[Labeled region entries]
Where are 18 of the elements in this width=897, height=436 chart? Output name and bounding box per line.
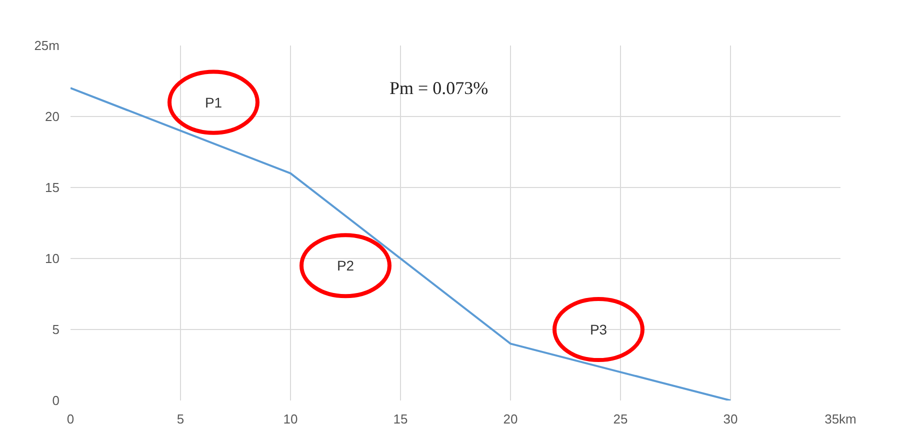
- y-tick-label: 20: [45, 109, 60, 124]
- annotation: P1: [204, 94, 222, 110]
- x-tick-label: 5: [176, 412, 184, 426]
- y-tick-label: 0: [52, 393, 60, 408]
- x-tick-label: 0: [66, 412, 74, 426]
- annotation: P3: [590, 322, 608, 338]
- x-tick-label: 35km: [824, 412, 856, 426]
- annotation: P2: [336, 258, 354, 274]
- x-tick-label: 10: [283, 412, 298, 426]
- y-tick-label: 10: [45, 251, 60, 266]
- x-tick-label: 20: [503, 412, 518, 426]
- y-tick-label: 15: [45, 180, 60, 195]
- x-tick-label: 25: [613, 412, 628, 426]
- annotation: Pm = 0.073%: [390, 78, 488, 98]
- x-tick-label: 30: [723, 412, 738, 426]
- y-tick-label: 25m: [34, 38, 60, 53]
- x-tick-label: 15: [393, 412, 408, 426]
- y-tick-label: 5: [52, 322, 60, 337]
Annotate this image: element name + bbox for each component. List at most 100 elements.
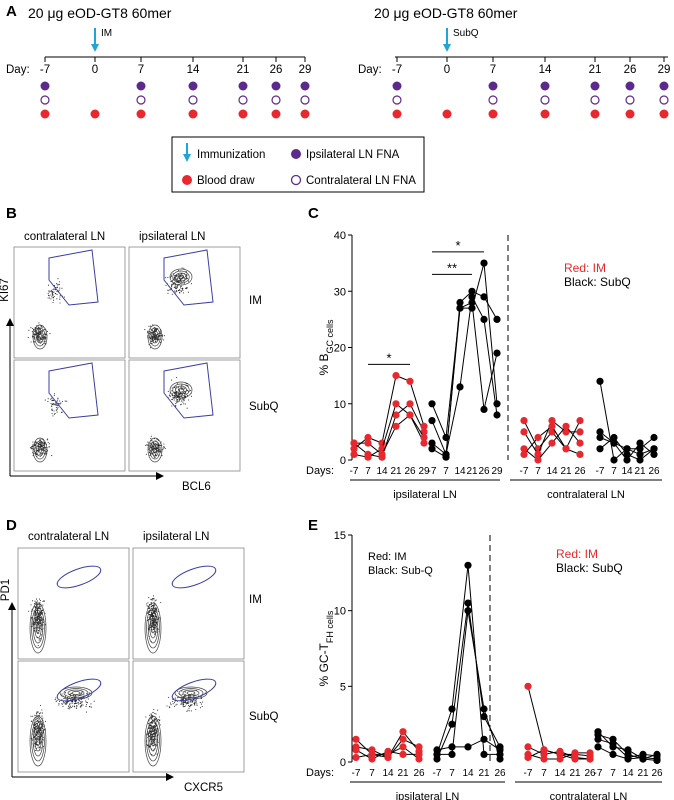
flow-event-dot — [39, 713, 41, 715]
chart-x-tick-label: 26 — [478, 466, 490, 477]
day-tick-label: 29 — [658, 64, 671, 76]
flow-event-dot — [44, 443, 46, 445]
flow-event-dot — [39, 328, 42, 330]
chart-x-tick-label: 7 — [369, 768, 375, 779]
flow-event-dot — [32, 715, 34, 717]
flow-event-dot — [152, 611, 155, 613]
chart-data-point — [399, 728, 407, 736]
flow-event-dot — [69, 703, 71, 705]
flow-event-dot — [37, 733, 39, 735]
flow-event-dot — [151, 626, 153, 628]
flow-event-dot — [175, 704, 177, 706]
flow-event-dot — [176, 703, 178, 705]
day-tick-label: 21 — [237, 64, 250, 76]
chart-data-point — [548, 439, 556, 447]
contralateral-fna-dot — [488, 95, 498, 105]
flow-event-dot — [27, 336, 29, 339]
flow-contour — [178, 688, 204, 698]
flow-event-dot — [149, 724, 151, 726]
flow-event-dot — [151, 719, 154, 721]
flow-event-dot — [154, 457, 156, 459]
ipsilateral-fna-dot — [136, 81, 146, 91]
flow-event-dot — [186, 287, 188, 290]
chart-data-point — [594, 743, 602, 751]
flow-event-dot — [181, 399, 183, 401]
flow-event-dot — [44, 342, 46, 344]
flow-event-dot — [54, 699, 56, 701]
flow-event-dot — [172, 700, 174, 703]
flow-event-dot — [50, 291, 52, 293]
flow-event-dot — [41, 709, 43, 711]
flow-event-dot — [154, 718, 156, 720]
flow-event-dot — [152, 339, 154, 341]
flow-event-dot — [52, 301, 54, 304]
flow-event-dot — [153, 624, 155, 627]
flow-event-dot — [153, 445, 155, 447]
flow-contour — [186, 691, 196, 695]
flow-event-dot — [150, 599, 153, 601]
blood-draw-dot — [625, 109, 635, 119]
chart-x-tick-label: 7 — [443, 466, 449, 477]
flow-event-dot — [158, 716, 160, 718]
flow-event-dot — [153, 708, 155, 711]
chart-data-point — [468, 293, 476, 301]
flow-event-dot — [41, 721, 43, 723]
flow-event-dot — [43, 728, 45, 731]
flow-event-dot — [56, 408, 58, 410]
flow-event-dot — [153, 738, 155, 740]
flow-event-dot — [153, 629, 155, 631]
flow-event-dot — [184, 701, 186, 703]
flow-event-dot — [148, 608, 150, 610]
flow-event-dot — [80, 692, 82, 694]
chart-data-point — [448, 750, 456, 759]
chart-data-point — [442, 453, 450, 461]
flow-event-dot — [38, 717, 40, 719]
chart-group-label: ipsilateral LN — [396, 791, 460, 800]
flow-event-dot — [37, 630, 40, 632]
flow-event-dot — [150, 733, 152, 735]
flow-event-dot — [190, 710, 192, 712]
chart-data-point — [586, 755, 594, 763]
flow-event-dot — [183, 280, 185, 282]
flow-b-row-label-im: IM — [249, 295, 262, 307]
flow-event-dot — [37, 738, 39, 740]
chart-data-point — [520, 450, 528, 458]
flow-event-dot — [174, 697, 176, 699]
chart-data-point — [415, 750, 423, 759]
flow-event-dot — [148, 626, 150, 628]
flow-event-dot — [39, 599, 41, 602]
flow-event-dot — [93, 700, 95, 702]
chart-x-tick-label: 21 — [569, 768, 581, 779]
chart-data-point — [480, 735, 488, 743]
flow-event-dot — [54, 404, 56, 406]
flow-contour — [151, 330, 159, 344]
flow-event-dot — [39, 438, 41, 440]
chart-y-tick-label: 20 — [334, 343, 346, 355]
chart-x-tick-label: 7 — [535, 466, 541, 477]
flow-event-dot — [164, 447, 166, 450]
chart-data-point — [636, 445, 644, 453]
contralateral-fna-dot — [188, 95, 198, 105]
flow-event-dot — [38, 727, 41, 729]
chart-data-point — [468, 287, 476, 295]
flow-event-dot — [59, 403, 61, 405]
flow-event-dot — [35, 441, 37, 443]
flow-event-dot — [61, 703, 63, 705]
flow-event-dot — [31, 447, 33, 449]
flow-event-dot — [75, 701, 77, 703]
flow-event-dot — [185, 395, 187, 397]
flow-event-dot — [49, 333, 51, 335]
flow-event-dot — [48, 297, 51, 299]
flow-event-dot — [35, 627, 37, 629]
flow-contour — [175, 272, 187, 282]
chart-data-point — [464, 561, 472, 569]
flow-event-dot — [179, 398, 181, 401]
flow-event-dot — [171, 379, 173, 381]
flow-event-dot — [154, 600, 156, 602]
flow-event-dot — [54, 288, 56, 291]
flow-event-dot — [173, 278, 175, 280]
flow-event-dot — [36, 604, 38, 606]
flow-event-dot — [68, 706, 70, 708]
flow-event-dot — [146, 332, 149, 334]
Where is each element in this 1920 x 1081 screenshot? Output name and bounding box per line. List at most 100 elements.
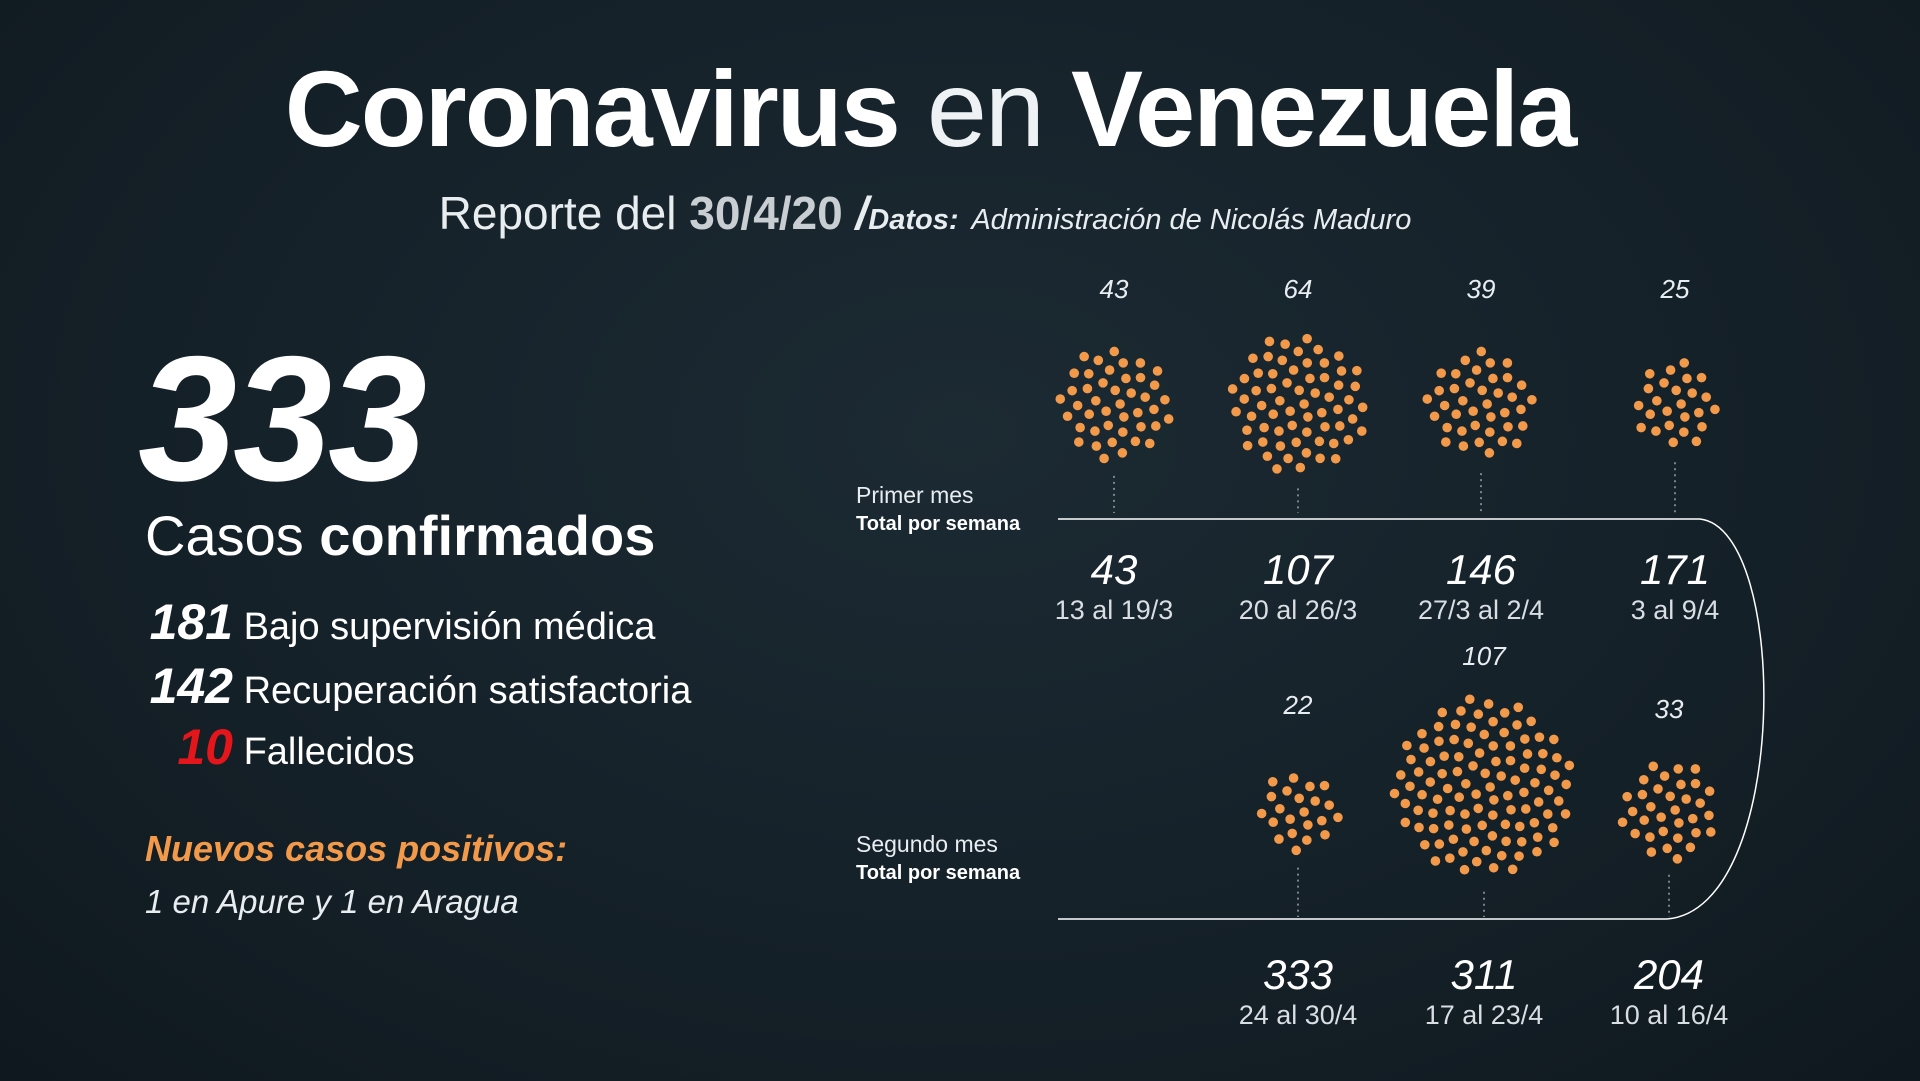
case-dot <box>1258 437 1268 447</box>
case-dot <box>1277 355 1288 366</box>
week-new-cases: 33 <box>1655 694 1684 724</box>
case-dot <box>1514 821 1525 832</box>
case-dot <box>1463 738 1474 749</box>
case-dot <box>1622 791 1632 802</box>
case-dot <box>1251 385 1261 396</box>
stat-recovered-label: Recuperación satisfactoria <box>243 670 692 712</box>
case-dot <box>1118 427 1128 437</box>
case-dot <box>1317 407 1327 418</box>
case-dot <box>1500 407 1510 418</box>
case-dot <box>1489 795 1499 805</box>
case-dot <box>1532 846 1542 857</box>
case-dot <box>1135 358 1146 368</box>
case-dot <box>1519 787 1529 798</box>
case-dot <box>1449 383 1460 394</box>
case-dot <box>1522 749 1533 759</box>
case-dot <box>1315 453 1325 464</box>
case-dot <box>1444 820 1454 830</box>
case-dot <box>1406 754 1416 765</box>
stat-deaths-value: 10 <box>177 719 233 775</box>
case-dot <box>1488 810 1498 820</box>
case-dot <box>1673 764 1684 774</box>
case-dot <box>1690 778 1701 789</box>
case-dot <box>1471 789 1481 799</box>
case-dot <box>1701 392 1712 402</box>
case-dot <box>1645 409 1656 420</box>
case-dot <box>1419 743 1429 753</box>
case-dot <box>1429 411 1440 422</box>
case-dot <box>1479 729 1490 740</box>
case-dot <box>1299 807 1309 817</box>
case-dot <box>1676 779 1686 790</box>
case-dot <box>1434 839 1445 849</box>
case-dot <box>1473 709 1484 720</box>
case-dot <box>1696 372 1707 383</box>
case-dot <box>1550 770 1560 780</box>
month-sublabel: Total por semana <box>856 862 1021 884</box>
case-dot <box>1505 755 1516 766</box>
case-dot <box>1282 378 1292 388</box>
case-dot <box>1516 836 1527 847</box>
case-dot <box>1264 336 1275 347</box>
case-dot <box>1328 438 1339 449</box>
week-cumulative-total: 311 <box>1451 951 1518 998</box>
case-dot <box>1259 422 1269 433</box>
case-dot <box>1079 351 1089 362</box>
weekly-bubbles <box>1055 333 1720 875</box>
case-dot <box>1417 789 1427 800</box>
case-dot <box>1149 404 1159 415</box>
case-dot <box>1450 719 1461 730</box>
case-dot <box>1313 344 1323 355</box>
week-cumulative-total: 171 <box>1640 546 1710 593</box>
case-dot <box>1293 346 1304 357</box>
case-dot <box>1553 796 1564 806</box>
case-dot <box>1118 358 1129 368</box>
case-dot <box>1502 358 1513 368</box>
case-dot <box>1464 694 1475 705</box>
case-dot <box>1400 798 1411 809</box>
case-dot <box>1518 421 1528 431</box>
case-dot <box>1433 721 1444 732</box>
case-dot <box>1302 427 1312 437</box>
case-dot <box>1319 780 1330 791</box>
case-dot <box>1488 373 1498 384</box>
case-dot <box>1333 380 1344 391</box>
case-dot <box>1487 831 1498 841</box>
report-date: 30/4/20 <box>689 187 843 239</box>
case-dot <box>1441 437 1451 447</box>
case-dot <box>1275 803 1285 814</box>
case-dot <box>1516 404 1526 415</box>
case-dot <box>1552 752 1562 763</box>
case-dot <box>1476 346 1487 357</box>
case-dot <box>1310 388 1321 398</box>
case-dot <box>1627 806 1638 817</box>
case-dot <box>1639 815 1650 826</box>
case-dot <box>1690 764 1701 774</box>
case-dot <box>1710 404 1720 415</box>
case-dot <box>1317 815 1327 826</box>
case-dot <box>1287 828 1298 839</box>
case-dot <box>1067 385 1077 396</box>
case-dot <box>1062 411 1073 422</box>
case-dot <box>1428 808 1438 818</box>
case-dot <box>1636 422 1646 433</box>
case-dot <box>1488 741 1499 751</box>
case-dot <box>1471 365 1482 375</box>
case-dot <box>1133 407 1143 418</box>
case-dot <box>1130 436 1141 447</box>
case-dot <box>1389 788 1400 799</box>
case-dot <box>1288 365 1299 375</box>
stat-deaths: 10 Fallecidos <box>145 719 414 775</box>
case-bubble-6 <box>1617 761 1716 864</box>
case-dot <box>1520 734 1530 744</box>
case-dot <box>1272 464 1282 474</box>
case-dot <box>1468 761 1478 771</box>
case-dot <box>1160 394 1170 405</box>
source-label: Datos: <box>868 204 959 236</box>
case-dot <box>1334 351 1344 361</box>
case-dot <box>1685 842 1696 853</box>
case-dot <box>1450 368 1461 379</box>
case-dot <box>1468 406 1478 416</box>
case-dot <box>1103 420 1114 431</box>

▸ **Goal**:
Please repeat the entries word for word, from the first line up to and including the line with "Annotate this image: element", leaving out the pictures.

▸ **Exercise result**:
Where are 18 of the elements in this width=897, height=436 chart? Output name and bounding box per line.
- y-tick-label: 20: [45, 109, 60, 124]
- annotation: P1: [204, 94, 222, 110]
- x-tick-label: 5: [176, 412, 184, 426]
- y-tick-label: 0: [52, 393, 60, 408]
- x-tick-label: 0: [66, 412, 74, 426]
- annotation: P3: [590, 322, 608, 338]
- x-tick-label: 35km: [824, 412, 856, 426]
- annotation: P2: [336, 258, 354, 274]
- x-tick-label: 10: [283, 412, 298, 426]
- y-tick-label: 10: [45, 251, 60, 266]
- x-tick-label: 20: [503, 412, 518, 426]
- y-tick-label: 15: [45, 180, 60, 195]
- x-tick-label: 25: [613, 412, 628, 426]
- annotation: Pm = 0.073%: [390, 78, 488, 98]
- x-tick-label: 30: [723, 412, 738, 426]
- y-tick-label: 25m: [34, 38, 60, 53]
- x-tick-label: 15: [393, 412, 408, 426]
- y-tick-label: 5: [52, 322, 60, 337]
Annotate this image: element name + bbox for each component. List at most 100 elements.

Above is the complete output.